**PROBLEM TO WORK ON**
Extract every line that contains the string "Berufs".

- - - - - - -

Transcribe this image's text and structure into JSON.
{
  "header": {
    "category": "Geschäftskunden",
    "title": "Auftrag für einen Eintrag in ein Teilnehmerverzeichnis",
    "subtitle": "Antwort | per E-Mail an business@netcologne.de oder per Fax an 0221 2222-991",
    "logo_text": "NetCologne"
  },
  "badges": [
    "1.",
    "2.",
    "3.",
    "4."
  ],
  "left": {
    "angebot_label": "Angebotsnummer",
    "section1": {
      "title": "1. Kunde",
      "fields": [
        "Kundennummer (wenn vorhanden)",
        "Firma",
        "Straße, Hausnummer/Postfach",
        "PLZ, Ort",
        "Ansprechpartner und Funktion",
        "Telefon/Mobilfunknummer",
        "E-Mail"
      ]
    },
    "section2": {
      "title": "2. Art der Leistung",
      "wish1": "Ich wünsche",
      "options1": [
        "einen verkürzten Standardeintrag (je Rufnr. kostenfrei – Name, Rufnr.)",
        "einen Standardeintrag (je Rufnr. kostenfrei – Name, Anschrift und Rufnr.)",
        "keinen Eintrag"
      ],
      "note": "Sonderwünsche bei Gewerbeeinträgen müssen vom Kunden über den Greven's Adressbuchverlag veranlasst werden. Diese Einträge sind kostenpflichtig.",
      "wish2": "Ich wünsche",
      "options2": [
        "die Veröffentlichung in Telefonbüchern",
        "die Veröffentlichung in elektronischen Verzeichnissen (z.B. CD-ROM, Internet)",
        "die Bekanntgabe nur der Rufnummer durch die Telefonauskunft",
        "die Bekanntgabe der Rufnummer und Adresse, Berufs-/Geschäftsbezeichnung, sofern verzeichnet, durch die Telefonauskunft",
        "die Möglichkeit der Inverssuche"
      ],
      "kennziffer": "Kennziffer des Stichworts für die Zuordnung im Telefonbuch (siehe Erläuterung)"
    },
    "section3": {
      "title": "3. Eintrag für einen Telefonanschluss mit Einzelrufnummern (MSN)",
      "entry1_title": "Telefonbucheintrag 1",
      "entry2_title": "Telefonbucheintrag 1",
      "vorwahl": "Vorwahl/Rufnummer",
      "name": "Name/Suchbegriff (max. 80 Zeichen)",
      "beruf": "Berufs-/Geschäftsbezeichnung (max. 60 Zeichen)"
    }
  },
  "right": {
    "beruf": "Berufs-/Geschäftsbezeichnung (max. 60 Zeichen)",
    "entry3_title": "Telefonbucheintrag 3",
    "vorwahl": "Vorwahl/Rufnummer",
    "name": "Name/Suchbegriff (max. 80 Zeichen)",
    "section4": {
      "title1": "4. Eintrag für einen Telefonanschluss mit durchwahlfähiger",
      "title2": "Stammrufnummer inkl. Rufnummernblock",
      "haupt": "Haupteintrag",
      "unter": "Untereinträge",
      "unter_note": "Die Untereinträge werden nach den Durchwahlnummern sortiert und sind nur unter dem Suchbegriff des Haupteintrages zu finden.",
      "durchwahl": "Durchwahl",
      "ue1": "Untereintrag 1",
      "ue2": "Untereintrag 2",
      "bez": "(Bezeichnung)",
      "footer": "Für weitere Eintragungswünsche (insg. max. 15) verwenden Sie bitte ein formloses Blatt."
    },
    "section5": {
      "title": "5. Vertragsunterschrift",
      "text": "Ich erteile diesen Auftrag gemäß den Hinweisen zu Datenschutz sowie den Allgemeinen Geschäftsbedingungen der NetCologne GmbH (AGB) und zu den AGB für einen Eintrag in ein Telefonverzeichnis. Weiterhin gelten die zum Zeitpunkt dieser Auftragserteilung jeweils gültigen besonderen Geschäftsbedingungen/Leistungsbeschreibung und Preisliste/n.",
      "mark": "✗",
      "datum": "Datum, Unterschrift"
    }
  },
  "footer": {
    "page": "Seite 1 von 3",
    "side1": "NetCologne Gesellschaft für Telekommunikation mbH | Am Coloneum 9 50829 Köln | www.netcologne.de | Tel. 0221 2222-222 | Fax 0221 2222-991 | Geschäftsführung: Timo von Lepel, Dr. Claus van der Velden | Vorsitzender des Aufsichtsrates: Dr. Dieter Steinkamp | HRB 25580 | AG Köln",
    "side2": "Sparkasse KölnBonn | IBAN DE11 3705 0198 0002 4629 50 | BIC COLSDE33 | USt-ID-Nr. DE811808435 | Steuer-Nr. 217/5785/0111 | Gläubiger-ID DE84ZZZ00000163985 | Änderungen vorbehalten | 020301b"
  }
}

- - - - - - -

**RESPONSE TO THE TASK**
        "die Bekanntgabe der Rufnummer und Adresse, Berufs-/Geschäftsbezeichnung, sofern verzeichnet, durch die Telefonauskunft",
      "beruf": "Berufs-/Geschäftsbezeichnung (max. 60 Zeichen)"
    "beruf": "Berufs-/Geschäftsbezeichnung (max. 60 Zeichen)",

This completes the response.